### STATED PROBLEM
Scan the material below for lines with the word "hierarchy" and report how many there are, with nothing added.

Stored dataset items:
^^^^
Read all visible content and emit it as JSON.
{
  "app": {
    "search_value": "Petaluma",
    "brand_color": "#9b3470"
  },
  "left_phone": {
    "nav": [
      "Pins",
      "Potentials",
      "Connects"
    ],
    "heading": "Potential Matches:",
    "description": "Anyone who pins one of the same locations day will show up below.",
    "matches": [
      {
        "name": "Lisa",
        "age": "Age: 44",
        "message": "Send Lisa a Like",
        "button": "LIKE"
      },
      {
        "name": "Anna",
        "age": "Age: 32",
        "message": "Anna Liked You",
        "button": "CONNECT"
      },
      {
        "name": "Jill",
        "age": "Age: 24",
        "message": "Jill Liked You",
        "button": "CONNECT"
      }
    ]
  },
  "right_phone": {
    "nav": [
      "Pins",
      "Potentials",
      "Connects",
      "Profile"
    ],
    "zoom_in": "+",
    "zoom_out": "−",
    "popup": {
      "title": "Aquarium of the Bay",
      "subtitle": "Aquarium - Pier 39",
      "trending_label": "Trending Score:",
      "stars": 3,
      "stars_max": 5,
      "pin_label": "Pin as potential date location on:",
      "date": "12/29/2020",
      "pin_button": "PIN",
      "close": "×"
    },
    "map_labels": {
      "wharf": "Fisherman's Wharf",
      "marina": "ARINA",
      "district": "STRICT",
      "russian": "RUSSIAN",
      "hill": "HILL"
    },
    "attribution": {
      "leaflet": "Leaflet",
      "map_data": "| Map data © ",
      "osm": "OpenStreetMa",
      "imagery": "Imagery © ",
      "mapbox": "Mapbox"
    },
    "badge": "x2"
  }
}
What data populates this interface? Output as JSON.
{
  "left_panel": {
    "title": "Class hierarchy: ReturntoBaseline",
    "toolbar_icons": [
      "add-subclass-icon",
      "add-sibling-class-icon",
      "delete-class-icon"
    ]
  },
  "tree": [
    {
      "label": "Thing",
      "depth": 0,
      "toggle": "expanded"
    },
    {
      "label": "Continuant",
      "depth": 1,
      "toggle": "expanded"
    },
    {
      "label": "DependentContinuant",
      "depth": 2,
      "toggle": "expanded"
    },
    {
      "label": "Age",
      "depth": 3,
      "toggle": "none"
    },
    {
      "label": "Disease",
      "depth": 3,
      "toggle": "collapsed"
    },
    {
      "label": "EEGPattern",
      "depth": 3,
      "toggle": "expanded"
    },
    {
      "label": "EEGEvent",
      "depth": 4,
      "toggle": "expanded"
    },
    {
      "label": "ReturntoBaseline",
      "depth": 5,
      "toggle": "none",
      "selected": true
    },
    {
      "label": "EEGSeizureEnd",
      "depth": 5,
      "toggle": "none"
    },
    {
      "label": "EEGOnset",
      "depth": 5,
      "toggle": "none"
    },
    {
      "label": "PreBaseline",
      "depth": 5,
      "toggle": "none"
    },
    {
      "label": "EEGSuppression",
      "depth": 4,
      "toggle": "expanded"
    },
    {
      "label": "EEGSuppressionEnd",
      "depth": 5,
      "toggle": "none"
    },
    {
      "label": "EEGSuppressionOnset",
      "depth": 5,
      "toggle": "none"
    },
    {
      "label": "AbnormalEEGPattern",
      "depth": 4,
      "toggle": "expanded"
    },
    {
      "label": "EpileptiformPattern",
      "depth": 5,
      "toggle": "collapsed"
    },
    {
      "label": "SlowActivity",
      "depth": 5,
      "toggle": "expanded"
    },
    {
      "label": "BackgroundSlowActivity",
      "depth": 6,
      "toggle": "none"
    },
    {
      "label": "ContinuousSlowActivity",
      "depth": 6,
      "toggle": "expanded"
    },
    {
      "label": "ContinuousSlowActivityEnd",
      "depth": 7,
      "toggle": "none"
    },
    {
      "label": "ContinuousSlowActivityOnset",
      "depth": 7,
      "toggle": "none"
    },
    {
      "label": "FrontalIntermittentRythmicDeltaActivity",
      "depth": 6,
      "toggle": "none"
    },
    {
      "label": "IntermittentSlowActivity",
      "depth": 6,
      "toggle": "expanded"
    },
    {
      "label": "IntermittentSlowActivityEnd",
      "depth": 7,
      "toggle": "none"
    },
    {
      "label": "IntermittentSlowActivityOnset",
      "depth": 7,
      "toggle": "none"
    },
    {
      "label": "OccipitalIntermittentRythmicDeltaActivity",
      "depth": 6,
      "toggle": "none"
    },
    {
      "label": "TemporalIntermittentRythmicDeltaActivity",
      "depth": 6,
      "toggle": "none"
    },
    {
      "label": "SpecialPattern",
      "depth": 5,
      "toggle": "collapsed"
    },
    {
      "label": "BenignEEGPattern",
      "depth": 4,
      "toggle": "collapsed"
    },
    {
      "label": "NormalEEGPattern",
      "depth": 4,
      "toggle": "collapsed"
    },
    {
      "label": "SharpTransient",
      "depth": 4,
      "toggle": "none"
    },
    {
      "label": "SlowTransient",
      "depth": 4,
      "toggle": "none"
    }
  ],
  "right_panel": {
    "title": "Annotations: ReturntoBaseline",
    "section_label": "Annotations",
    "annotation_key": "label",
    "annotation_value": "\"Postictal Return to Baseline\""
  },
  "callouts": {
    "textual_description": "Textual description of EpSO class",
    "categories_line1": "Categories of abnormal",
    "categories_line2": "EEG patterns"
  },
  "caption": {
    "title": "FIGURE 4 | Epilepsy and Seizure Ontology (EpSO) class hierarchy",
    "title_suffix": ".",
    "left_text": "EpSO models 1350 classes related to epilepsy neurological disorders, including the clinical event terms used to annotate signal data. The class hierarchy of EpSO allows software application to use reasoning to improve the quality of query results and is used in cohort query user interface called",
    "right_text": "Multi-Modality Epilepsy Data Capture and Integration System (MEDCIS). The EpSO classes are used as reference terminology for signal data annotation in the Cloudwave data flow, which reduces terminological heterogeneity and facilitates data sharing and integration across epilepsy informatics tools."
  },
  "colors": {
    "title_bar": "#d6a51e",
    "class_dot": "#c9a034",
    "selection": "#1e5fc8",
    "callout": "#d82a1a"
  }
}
^^^^
### RESPONSE TO THE EXERCISE
3